*Your objective*: Find the lines with "какъ" in them and copy them out.

*Data in this exercise*:
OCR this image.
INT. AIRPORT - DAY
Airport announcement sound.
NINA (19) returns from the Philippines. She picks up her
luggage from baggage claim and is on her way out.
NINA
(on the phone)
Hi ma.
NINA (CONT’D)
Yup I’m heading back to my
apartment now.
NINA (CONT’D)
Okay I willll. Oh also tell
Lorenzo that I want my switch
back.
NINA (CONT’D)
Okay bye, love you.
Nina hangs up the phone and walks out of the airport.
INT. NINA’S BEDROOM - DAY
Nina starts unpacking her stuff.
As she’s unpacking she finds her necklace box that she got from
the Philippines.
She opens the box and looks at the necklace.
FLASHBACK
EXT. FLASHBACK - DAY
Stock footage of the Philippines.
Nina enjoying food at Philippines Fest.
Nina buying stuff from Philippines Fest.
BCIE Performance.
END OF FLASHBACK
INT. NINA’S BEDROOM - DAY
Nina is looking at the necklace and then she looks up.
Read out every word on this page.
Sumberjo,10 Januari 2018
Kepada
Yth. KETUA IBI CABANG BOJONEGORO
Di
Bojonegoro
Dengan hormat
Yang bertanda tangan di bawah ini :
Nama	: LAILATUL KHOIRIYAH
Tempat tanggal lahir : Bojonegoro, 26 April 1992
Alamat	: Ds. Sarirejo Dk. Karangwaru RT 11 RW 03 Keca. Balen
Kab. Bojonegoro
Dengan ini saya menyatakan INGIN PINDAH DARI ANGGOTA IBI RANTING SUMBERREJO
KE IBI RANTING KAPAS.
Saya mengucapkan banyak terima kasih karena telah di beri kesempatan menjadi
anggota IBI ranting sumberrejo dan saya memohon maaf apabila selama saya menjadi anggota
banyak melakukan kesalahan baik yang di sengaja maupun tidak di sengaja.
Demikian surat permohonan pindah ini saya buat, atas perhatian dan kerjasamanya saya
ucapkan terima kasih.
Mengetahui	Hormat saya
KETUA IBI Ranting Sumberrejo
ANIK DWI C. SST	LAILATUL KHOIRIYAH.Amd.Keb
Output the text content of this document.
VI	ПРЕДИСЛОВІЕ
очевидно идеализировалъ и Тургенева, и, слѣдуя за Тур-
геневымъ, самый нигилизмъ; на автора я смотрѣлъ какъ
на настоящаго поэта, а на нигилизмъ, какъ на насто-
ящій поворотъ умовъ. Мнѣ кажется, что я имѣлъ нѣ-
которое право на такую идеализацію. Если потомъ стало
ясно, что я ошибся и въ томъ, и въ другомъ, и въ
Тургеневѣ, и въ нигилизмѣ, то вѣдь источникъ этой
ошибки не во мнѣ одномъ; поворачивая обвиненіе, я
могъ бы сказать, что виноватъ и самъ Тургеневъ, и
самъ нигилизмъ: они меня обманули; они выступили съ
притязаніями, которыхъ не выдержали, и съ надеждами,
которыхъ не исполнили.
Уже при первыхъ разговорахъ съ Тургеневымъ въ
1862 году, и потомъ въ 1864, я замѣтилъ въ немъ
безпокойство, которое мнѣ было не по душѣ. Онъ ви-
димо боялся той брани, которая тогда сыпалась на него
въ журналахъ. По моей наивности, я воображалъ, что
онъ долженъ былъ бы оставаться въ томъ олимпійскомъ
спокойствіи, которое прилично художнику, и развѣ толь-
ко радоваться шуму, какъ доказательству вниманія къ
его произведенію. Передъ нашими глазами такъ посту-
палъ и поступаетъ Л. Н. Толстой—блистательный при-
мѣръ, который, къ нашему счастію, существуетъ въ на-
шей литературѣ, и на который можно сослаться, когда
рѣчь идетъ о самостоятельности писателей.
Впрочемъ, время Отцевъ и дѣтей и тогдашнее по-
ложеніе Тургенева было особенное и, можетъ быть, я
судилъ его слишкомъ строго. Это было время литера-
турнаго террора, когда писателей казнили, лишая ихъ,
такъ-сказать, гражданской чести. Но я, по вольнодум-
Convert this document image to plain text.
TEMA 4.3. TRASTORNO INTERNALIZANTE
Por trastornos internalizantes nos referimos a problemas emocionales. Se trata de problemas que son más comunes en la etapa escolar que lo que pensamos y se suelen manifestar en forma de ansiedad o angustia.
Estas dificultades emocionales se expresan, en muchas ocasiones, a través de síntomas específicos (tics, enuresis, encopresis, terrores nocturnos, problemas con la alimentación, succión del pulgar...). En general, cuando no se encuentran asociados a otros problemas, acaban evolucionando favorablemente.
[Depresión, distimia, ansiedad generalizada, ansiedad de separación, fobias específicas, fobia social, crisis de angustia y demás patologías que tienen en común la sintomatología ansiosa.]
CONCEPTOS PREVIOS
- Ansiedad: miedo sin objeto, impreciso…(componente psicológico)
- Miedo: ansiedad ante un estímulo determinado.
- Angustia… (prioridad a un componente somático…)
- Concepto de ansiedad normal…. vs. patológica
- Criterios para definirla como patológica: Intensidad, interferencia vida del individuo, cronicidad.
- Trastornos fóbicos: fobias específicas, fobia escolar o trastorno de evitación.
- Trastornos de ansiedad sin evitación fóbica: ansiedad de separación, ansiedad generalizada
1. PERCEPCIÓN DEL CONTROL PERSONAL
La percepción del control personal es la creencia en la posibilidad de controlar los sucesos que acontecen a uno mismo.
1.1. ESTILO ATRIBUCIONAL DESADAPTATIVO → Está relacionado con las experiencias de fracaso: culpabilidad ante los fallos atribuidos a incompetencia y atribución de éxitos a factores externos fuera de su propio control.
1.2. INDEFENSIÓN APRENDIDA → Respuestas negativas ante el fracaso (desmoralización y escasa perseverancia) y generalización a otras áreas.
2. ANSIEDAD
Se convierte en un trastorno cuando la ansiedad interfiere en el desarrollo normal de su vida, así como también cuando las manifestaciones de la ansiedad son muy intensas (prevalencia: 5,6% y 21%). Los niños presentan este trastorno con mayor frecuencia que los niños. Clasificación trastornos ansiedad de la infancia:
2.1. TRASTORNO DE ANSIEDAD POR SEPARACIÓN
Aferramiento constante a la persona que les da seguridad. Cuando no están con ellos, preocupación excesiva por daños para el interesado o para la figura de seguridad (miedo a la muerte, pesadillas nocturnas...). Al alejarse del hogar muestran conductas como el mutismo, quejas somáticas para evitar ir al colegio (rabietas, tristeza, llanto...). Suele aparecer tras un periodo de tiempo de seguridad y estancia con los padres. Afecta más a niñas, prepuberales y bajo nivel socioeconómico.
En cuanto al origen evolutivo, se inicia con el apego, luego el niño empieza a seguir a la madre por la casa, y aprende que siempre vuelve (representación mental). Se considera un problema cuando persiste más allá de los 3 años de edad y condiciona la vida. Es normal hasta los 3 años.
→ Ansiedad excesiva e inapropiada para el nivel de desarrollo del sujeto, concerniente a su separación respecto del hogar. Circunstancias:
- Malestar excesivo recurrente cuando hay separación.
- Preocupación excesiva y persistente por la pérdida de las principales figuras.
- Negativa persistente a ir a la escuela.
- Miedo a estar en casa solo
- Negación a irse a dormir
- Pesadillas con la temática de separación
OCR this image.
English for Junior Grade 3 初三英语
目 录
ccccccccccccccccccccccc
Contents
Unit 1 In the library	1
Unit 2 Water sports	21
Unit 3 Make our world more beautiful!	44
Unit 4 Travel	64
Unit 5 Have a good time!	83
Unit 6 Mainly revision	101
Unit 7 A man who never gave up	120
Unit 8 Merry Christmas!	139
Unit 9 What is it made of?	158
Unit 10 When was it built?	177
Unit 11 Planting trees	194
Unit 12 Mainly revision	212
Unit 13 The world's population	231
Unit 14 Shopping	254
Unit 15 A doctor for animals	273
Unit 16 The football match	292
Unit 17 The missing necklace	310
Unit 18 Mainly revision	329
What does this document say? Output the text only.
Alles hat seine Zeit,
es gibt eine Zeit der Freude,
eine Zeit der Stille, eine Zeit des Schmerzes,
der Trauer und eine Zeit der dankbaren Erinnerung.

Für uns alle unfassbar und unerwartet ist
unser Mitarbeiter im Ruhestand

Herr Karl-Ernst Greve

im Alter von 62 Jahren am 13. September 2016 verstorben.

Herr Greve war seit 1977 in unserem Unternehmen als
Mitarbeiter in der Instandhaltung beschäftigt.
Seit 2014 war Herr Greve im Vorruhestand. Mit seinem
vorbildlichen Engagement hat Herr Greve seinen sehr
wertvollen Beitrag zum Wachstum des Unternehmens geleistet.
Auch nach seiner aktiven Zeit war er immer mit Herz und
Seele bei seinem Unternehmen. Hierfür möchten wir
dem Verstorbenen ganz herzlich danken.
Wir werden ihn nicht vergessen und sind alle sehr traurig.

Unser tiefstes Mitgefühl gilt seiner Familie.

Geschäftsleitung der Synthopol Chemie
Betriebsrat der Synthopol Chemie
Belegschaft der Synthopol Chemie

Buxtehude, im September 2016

*Complete answer*:
геневымъ, самый нигилизмъ; на автора я смотрѣлъ какъ
на настоящаго поэта, а на нигилизмъ, какъ на насто-
ко радоваться шуму, какъ доказательству вниманія къ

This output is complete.